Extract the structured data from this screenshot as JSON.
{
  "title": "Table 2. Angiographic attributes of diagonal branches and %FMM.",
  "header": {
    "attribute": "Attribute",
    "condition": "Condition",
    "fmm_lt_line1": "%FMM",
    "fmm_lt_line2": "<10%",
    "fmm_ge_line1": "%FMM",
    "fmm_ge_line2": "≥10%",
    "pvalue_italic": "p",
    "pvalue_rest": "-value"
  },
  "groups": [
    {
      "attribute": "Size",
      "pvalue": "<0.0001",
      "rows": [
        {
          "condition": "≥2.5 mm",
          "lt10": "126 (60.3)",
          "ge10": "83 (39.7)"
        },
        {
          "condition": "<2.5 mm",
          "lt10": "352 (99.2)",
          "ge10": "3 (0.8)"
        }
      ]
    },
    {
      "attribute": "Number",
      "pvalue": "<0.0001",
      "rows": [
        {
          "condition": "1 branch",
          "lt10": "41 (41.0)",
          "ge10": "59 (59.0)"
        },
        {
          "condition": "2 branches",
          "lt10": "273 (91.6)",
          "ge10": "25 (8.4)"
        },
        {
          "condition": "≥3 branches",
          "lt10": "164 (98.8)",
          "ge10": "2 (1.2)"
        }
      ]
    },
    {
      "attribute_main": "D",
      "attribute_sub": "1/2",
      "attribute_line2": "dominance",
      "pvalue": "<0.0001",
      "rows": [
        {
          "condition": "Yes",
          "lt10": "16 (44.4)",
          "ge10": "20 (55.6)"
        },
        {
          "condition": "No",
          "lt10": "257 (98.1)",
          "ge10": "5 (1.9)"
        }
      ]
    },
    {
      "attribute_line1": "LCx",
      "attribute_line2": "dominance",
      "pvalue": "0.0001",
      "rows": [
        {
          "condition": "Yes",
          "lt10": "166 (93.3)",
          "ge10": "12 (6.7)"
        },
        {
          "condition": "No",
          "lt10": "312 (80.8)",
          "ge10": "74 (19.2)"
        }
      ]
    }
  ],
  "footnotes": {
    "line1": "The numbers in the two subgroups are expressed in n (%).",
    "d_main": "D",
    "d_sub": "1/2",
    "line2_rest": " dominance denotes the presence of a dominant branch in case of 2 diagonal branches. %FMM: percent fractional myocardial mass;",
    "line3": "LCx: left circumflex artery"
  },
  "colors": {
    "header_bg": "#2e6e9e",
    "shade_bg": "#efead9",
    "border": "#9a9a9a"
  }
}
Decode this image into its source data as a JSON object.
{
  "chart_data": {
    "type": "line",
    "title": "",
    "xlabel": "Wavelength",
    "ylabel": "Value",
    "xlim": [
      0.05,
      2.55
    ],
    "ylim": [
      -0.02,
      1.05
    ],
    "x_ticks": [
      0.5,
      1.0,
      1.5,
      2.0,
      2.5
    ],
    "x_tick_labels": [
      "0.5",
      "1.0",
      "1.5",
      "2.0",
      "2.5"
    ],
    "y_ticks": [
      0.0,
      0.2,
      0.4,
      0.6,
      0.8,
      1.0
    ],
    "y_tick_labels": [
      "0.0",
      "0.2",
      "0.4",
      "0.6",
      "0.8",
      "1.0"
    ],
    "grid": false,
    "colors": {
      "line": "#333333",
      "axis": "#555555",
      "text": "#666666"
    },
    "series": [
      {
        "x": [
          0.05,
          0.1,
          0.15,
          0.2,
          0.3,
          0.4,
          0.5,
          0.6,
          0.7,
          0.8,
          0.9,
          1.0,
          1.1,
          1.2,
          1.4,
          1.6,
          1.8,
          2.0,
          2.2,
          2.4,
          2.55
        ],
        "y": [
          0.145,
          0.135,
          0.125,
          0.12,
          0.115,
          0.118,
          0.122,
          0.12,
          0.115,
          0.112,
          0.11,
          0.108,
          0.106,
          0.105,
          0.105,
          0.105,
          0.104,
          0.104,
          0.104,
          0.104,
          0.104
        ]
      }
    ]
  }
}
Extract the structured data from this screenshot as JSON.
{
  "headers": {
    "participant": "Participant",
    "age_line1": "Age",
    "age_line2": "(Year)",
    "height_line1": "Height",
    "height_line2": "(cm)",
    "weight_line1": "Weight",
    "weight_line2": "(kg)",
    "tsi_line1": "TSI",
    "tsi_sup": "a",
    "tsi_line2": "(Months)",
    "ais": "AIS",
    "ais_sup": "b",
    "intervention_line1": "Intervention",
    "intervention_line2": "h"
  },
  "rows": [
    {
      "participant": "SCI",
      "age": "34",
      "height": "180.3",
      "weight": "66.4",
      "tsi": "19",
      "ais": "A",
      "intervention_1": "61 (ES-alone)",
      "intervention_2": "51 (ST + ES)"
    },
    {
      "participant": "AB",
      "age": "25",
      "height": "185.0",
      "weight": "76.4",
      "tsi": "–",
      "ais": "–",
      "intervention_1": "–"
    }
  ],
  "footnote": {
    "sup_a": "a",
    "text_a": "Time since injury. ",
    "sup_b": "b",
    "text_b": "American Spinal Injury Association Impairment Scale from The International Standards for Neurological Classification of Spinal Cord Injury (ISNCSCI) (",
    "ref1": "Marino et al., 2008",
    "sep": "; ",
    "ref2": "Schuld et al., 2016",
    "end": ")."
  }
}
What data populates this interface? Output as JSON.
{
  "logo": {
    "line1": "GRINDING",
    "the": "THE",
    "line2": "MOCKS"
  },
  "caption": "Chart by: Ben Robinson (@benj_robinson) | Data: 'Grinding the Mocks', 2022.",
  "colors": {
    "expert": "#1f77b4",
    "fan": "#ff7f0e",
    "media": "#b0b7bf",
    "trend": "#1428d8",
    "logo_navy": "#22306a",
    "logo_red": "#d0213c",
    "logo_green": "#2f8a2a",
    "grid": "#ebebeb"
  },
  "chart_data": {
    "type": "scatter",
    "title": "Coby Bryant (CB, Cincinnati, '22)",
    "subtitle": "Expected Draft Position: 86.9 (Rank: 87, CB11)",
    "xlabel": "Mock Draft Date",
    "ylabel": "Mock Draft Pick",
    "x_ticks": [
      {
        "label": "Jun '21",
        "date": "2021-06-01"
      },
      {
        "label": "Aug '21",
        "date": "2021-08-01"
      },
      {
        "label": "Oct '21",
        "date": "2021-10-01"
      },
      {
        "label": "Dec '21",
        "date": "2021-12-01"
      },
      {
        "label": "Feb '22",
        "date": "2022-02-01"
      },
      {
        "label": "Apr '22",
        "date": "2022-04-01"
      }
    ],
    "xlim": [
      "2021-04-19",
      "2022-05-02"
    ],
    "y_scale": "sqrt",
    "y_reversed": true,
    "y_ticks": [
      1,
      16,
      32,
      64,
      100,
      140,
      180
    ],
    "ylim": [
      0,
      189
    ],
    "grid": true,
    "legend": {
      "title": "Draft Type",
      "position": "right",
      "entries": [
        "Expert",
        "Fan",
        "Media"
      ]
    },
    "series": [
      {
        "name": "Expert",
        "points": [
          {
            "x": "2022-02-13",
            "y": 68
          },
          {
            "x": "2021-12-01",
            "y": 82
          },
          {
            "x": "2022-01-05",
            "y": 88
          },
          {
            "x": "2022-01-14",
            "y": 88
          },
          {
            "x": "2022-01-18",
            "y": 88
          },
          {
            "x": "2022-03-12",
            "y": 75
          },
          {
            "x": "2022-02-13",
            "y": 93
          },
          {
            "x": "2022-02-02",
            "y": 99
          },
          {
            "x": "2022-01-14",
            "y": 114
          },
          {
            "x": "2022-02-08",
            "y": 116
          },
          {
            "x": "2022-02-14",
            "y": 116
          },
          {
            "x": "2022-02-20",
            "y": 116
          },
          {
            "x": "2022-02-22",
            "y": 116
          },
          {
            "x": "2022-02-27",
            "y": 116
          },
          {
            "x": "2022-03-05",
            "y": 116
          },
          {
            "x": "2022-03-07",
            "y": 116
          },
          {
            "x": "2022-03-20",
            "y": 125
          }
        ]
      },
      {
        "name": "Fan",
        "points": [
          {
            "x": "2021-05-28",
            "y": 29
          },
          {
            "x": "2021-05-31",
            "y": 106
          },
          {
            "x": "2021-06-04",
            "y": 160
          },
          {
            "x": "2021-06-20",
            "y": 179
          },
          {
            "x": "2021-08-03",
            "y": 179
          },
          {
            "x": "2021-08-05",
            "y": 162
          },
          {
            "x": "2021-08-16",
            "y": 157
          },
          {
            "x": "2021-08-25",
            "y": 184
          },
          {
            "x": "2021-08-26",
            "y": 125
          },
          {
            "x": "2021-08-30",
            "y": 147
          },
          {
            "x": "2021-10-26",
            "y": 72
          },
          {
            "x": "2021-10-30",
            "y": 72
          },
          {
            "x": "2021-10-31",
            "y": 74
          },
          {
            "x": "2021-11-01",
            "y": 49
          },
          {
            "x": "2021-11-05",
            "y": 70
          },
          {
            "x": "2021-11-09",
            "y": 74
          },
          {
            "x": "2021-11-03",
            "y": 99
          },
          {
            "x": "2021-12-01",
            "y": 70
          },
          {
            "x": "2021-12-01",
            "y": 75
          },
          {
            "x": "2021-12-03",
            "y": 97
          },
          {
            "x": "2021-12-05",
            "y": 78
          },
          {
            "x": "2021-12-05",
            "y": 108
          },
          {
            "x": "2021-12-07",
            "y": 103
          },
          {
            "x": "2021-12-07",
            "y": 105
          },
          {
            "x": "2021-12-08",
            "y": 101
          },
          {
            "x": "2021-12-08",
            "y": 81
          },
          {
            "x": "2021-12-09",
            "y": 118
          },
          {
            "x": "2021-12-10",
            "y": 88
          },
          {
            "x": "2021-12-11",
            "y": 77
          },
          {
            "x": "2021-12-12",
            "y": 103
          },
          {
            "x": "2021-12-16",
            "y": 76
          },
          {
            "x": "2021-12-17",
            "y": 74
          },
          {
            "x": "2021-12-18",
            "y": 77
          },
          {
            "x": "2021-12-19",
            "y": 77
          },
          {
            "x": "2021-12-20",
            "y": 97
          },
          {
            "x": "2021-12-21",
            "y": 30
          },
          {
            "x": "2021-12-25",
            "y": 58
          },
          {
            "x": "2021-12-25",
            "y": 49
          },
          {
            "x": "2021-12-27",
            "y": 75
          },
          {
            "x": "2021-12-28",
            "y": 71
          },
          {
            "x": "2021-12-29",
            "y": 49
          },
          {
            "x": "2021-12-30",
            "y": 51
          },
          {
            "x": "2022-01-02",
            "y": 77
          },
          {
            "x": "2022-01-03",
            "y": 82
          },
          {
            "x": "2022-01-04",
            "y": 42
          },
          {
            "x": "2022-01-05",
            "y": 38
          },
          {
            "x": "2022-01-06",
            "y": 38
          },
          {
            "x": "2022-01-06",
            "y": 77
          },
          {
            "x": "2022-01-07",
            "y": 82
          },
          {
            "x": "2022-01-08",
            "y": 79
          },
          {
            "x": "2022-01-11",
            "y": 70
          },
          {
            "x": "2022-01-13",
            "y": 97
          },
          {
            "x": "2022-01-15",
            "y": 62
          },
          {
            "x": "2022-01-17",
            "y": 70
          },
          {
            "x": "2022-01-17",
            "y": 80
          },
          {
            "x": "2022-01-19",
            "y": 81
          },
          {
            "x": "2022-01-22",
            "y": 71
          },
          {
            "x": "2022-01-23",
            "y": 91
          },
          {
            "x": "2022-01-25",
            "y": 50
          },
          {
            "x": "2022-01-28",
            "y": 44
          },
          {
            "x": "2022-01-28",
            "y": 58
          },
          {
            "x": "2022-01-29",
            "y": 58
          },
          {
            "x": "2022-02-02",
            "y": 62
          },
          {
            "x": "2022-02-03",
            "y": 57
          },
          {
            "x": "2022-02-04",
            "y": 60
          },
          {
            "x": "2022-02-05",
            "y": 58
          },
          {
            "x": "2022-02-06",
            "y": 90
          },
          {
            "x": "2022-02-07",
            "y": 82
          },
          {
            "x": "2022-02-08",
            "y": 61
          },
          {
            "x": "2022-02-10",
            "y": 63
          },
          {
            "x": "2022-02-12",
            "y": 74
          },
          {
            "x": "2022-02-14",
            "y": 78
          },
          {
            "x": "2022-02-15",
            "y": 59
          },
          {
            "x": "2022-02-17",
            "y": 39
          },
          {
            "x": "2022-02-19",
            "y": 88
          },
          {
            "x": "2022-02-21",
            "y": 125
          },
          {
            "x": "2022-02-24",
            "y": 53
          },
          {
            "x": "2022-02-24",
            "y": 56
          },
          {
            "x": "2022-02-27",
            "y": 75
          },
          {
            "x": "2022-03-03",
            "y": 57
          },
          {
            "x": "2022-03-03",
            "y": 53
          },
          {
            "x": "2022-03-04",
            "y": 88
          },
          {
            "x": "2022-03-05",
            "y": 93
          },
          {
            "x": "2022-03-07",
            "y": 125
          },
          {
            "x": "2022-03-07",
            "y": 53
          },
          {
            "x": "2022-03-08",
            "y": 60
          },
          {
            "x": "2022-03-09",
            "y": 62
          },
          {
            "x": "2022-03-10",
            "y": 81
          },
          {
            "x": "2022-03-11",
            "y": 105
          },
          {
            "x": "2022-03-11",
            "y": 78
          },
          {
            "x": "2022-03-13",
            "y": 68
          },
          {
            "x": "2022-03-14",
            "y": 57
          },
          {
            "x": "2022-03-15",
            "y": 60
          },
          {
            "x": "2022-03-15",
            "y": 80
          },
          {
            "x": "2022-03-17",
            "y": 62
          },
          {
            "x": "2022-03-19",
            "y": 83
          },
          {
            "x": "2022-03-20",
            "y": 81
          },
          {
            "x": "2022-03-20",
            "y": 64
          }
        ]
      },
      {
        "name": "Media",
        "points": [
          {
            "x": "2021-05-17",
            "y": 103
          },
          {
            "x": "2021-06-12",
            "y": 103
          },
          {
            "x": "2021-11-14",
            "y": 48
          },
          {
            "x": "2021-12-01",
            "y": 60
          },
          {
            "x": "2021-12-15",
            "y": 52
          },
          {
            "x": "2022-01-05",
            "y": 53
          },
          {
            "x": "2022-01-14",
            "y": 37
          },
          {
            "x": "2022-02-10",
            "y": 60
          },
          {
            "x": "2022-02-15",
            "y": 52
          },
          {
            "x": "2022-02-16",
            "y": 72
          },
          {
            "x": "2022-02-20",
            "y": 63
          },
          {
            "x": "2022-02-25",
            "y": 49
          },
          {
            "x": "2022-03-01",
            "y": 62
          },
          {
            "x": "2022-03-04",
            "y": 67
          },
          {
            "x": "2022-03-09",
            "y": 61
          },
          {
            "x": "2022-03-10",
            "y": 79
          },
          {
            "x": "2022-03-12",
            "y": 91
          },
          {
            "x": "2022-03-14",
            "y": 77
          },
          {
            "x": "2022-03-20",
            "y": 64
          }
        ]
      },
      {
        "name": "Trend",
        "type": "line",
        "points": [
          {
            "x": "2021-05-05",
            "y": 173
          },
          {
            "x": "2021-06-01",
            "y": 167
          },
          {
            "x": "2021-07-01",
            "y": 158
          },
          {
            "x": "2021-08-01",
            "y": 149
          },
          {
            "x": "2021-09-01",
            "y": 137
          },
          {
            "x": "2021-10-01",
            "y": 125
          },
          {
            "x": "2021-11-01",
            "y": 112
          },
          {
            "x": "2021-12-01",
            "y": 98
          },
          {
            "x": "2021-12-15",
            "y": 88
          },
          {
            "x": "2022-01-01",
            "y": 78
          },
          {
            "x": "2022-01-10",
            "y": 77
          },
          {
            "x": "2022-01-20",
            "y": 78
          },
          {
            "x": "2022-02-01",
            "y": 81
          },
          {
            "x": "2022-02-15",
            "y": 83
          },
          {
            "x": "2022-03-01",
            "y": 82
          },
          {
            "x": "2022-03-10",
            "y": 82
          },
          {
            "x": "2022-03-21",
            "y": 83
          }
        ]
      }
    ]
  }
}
● ● ● ● ●
### SET PROBLEM
Check every line of the material for the string "JSON" and give the number of lines that have it, without anything else.

### RESPONSE TO THE TASK
4